* begin Record excerpts *

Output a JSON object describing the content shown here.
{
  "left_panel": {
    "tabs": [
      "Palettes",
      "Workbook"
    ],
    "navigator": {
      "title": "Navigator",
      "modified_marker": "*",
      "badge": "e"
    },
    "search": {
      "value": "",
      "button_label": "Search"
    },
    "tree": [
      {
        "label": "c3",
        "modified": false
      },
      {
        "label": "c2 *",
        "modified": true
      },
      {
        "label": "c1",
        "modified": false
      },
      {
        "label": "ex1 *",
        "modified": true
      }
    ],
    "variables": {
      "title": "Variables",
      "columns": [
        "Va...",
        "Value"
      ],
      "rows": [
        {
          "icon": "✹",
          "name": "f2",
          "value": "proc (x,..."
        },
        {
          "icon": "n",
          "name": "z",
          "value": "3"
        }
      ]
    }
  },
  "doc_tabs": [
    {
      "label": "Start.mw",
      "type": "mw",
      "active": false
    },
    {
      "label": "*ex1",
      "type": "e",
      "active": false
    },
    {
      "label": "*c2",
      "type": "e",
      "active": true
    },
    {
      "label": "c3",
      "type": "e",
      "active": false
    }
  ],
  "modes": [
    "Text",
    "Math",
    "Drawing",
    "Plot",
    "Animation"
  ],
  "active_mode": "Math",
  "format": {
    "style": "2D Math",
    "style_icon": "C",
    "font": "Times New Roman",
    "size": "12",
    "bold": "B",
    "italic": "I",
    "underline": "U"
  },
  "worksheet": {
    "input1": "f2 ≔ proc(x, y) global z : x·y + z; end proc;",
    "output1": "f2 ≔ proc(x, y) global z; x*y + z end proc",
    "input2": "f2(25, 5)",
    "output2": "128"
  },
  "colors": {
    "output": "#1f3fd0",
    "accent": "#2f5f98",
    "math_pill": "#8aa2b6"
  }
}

* end Record excerpts *

- Aim of the exercise
Make an exact copy of the material above.

- Task answer
Output a JSON object describing the content shown here.
{
  "left_panel": {
    "tabs": [
      "Palettes",
      "Workbook"
    ],
    "navigator": {
      "title": "Navigator",
      "modified_marker": "*",
      "badge": "e"
    },
    "search": {
      "value": "",
      "button_label": "Search"
    },
    "tree": [
      {
        "label": "c3",
        "modified": false
      },
      {
        "label": "c2 *",
        "modified": true
      },
      {
        "label": "c1",
        "modified": false
      },
      {
        "label": "ex1 *",
        "modified": true
      }
    ],
    "variables": {
      "title": "Variables",
      "columns": [
        "Va...",
        "Value"
      ],
      "rows": [
        {
          "icon": "✹",
          "name": "f2",
          "value": "proc (x,..."
        },
        {
          "icon": "n",
          "name": "z",
          "value": "3"
        }
      ]
    }
  },
  "doc_tabs": [
    {
      "label": "Start.mw",
      "type": "mw",
      "active": false
    },
    {
      "label": "*ex1",
      "type": "e",
      "active": false
    },
    {
      "label": "*c2",
      "type": "e",
      "active": true
    },
    {
      "label": "c3",
      "type": "e",
      "active": false
    }
  ],
  "modes": [
    "Text",
    "Math",
    "Drawing",
    "Plot",
    "Animation"
  ],
  "active_mode": "Math",
  "format": {
    "style": "2D Math",
    "style_icon": "C",
    "font": "Times New Roman",
    "size": "12",
    "bold": "B",
    "italic": "I",
    "underline": "U"
  },
  "worksheet": {
    "input1": "f2 ≔ proc(x, y) global z : x·y + z; end proc;",
    "output1": "f2 ≔ proc(x, y) global z; x*y + z end proc",
    "input2": "f2(25, 5)",
    "output2": "128"
  },
  "colors": {
    "output": "#1f3fd0",
    "accent": "#2f5f98",
    "math_pill": "#8aa2b6"
  }
}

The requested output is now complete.